╭─ Input

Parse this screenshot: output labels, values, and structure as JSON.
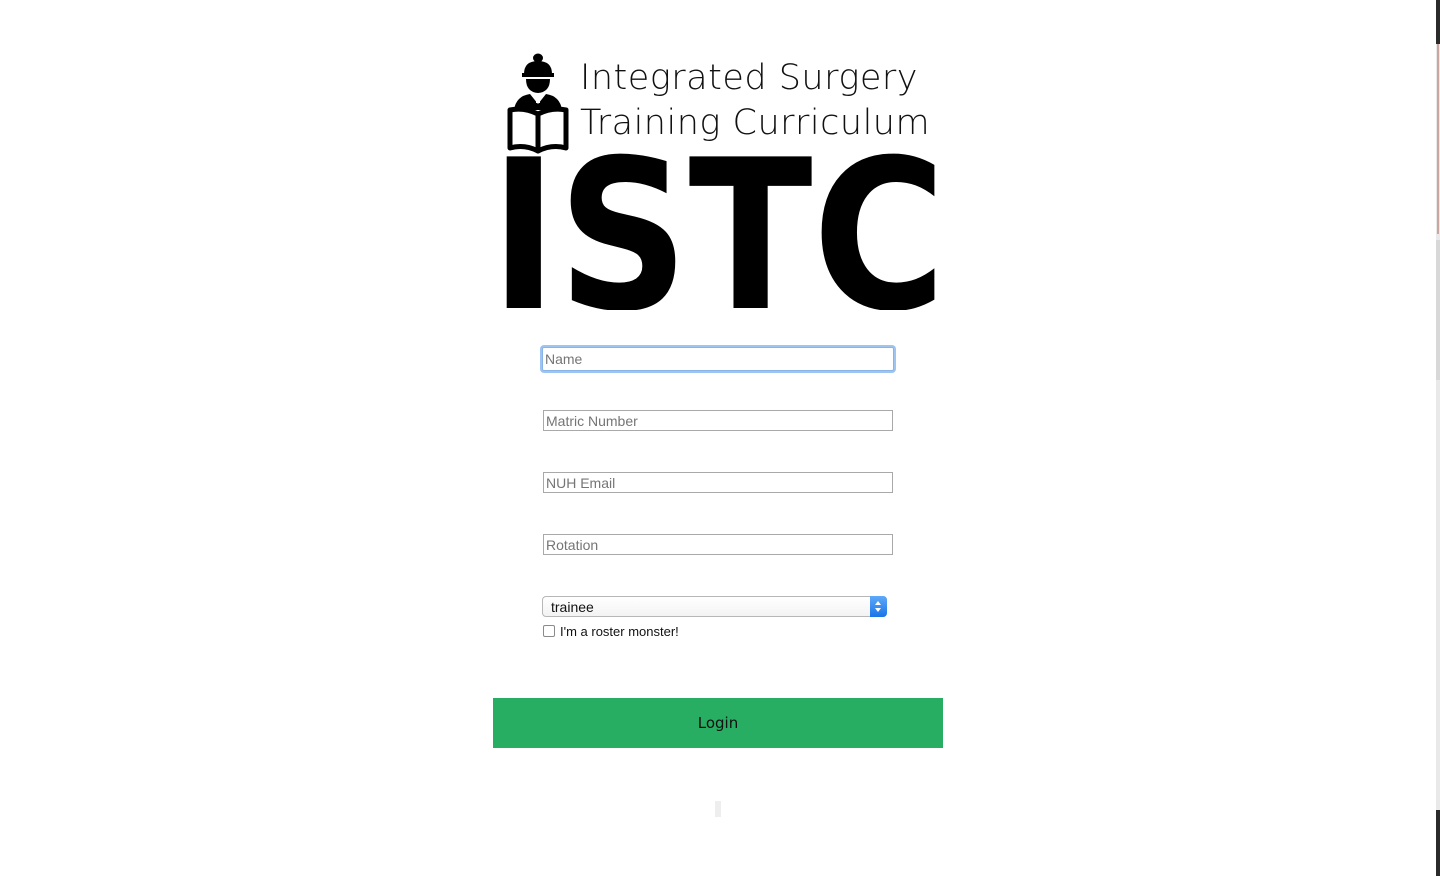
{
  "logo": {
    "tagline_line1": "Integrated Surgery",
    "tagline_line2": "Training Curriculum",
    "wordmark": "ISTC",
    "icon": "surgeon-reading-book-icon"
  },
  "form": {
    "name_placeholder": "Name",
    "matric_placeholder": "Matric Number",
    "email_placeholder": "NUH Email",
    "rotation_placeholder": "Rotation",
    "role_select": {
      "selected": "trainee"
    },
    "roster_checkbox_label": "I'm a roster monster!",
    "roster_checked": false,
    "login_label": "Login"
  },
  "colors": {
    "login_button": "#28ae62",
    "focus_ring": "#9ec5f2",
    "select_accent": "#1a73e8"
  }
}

╰─
╭─ Input

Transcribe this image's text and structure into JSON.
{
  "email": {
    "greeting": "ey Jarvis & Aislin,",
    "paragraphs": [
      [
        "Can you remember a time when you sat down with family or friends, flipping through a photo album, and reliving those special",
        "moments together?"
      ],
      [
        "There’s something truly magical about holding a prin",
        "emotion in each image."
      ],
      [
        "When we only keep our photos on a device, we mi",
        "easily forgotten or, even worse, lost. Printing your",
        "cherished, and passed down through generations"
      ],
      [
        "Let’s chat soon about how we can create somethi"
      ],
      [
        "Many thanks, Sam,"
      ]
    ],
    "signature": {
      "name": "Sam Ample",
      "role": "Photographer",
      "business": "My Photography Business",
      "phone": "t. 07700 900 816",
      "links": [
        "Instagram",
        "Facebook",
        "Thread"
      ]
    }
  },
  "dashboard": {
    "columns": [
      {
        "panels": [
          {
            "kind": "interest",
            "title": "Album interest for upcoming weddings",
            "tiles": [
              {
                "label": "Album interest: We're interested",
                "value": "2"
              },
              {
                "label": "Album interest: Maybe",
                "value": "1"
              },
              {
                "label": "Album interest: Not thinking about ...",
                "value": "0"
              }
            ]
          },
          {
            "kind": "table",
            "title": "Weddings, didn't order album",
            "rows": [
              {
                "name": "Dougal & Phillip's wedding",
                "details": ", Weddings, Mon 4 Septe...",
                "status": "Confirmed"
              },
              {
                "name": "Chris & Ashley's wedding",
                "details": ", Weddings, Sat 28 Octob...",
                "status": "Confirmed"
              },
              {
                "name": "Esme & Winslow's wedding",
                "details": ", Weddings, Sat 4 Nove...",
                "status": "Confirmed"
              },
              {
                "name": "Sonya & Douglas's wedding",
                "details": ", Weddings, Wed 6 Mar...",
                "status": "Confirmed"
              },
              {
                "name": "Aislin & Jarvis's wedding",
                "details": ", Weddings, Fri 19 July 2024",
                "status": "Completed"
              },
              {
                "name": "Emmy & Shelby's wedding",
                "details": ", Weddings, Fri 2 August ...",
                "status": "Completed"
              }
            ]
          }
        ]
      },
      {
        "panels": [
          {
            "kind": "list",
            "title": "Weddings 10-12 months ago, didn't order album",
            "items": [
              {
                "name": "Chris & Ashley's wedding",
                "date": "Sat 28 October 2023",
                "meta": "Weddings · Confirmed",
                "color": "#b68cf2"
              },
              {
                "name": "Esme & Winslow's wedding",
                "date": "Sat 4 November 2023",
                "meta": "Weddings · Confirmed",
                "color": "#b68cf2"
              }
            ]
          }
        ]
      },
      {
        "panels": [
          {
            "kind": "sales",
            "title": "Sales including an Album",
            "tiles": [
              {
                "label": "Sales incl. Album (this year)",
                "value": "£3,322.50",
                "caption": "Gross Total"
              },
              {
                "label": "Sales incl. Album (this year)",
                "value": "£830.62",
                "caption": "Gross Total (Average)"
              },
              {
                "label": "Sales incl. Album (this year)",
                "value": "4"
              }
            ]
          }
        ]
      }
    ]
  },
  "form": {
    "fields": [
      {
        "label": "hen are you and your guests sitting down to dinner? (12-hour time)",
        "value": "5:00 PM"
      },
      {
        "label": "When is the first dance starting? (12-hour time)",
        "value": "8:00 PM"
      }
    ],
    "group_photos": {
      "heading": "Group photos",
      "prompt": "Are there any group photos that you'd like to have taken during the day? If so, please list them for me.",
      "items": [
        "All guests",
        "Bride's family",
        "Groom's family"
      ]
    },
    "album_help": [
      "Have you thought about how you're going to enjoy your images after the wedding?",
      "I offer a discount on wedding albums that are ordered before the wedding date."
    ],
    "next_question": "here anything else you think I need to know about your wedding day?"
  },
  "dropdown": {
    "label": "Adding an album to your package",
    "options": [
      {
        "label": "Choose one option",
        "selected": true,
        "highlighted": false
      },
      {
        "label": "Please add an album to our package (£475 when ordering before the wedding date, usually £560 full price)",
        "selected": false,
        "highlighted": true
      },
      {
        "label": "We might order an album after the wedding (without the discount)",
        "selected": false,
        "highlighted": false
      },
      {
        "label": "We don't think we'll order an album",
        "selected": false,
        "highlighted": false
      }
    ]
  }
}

╰─
╭─ Input

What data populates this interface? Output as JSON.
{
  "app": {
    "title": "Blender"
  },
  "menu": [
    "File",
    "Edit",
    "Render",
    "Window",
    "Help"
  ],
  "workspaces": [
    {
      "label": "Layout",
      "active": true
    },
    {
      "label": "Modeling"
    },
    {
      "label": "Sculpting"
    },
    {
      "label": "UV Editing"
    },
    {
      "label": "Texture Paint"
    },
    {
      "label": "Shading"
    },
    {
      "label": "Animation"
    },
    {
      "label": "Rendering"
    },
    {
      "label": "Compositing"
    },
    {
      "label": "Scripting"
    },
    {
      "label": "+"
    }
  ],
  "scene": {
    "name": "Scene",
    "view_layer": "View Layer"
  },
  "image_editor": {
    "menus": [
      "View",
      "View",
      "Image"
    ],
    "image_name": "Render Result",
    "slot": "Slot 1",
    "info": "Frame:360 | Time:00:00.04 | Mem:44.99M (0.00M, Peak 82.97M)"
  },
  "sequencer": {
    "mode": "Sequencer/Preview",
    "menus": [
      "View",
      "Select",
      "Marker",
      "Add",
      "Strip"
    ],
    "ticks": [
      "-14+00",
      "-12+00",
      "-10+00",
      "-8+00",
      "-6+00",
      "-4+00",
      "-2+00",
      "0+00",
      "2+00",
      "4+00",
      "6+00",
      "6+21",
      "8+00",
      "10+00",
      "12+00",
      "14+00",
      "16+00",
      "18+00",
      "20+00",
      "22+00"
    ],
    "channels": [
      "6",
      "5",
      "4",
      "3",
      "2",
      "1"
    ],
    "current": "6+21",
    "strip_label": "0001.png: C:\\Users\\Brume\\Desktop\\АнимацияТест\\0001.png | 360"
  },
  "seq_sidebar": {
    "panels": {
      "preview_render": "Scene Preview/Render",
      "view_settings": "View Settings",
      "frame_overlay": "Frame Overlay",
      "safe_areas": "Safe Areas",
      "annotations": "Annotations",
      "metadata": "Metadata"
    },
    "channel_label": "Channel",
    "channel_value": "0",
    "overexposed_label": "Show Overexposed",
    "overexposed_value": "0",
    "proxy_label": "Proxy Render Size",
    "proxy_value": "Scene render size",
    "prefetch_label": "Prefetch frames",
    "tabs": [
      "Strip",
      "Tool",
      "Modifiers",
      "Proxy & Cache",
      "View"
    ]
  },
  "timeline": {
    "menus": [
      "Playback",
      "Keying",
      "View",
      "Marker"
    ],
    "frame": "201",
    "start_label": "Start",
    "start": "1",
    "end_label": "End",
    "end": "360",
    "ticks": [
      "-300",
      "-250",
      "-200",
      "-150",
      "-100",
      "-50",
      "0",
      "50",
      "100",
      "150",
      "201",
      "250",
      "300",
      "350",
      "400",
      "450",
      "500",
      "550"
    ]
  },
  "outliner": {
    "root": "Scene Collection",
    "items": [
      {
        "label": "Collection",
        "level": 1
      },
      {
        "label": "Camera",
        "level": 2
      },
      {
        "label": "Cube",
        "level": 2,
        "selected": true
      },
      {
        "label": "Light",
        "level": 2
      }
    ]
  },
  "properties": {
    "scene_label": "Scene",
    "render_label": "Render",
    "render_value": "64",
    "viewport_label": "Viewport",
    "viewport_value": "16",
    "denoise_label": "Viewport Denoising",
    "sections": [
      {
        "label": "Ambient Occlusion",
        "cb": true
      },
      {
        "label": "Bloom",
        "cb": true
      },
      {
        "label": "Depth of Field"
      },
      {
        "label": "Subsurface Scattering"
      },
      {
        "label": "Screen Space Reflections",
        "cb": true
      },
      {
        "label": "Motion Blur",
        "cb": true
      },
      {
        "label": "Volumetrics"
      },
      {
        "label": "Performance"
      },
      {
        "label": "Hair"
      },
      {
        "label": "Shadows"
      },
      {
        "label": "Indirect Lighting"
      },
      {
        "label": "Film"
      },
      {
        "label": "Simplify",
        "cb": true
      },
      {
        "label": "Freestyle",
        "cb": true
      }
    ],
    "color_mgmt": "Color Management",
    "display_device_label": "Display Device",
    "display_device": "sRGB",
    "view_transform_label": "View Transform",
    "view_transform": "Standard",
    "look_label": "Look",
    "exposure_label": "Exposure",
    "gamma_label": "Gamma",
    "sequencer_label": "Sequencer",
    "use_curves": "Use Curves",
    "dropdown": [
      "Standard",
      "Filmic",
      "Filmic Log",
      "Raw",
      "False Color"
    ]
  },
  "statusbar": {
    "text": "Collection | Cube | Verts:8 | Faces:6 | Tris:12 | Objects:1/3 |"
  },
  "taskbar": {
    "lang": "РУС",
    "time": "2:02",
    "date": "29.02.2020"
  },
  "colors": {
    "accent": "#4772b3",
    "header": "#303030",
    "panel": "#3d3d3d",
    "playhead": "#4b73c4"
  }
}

╰─

Which lines hold the word "before"? Copy every one of them.

      "I offer a discount on wedding albums that are ordered before the wedding date."
        "label": "Please add an album to our package (£475 when ordering before the wedding date, usually £560 full price)",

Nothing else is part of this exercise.